> [WHAT IS NEEDED]
Provide the data again in its entirety, exactly as given.

> [DATA LINES]

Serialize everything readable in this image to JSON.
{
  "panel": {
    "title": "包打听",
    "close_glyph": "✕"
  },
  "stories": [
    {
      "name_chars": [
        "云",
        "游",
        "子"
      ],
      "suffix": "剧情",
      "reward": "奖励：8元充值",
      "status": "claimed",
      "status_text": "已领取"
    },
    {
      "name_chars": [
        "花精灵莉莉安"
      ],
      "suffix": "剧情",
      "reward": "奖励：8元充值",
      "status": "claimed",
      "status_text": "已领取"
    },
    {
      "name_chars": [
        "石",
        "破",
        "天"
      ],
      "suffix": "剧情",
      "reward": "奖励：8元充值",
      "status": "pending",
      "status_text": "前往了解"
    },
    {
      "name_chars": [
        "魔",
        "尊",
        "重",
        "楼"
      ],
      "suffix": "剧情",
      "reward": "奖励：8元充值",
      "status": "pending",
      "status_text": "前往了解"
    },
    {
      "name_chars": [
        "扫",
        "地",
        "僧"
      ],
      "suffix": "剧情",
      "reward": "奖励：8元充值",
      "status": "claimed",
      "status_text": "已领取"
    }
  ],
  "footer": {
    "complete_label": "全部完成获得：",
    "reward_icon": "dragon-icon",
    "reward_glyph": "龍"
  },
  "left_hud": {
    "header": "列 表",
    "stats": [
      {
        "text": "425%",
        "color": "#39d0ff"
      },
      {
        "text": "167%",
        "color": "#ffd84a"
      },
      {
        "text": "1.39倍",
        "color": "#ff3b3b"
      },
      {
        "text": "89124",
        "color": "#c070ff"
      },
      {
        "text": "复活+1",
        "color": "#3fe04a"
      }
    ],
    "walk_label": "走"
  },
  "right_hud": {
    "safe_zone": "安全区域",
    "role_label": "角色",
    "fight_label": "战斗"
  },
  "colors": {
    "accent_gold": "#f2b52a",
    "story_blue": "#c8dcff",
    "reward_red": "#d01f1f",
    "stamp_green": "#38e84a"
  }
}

> [REPLY]
Serialize everything readable in this image to JSON.
{
  "panel": {
    "title": "包打听",
    "close_glyph": "✕"
  },
  "stories": [
    {
      "name_chars": [
        "云",
        "游",
        "子"
      ],
      "suffix": "剧情",
      "reward": "奖励：8元充值",
      "status": "claimed",
      "status_text": "已领取"
    },
    {
      "name_chars": [
        "花精灵莉莉安"
      ],
      "suffix": "剧情",
      "reward": "奖励：8元充值",
      "status": "claimed",
      "status_text": "已领取"
    },
    {
      "name_chars": [
        "石",
        "破",
        "天"
      ],
      "suffix": "剧情",
      "reward": "奖励：8元充值",
      "status": "pending",
      "status_text": "前往了解"
    },
    {
      "name_chars": [
        "魔",
        "尊",
        "重",
        "楼"
      ],
      "suffix": "剧情",
      "reward": "奖励：8元充值",
      "status": "pending",
      "status_text": "前往了解"
    },
    {
      "name_chars": [
        "扫",
        "地",
        "僧"
      ],
      "suffix": "剧情",
      "reward": "奖励：8元充值",
      "status": "claimed",
      "status_text": "已领取"
    }
  ],
  "footer": {
    "complete_label": "全部完成获得：",
    "reward_icon": "dragon-icon",
    "reward_glyph": "龍"
  },
  "left_hud": {
    "header": "列 表",
    "stats": [
      {
        "text": "425%",
        "color": "#39d0ff"
      },
      {
        "text": "167%",
        "color": "#ffd84a"
      },
      {
        "text": "1.39倍",
        "color": "#ff3b3b"
      },
      {
        "text": "89124",
        "color": "#c070ff"
      },
      {
        "text": "复活+1",
        "color": "#3fe04a"
      }
    ],
    "walk_label": "走"
  },
  "right_hud": {
    "safe_zone": "安全区域",
    "role_label": "角色",
    "fight_label": "战斗"
  },
  "colors": {
    "accent_gold": "#f2b52a",
    "story_blue": "#c8dcff",
    "reward_red": "#d01f1f",
    "stamp_green": "#38e84a"
  }
}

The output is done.